Stored items from a collection
**********
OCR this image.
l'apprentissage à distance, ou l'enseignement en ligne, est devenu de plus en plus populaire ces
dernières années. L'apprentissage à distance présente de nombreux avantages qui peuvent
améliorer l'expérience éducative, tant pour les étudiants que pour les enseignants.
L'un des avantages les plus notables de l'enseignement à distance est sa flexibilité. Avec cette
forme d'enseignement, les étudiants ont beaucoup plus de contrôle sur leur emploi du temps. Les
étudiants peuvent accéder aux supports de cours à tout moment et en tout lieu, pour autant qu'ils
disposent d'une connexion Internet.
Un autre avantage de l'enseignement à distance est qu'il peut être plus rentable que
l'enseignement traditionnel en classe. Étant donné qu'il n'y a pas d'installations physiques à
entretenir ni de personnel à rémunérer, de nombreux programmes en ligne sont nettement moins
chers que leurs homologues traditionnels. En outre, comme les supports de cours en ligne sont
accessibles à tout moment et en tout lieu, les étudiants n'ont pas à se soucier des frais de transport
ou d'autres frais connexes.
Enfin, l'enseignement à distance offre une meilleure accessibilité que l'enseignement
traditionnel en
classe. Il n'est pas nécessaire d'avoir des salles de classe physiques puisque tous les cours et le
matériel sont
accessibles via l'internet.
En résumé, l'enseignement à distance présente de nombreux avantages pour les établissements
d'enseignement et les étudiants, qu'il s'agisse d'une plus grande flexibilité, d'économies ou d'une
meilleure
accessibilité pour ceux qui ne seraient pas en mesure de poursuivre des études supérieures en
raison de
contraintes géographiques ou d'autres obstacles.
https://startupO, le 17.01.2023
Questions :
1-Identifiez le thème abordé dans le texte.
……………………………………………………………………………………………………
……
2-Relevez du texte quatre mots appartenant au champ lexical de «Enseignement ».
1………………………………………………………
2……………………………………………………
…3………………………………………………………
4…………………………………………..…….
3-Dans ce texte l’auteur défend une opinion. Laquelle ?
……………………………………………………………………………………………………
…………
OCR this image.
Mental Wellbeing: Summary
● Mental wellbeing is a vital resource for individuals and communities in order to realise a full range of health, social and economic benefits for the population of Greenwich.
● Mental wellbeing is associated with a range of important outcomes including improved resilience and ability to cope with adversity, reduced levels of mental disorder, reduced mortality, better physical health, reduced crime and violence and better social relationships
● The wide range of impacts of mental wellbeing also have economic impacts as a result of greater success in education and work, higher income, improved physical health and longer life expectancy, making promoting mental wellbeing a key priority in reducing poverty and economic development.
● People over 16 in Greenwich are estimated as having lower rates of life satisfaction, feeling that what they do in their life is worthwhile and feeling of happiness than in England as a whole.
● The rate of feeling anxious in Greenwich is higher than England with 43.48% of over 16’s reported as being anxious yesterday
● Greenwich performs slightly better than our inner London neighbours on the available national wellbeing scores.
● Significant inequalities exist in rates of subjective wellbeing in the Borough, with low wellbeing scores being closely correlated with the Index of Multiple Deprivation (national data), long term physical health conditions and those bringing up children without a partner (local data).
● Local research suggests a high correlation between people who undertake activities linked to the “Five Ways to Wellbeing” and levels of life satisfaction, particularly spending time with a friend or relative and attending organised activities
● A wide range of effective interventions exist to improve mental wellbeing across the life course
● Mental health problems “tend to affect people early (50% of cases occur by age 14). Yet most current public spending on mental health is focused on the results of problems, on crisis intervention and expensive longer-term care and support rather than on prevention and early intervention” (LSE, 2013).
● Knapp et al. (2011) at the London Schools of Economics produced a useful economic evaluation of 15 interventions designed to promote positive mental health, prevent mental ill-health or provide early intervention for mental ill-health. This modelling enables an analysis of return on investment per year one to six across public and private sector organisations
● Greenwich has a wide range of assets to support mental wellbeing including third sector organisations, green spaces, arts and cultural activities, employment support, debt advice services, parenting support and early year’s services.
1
**********
[Your instructions]
Scan the lines for the string "moment". Pick out every line that has it.

[Answer to this exercise]
étudiants peuvent accéder aux supports de cours à tout moment et en tout lieu, pour autant qu'ils
accessibles à tout moment et en tout lieu, les étudiants n'ont pas à se soucier des frais de transport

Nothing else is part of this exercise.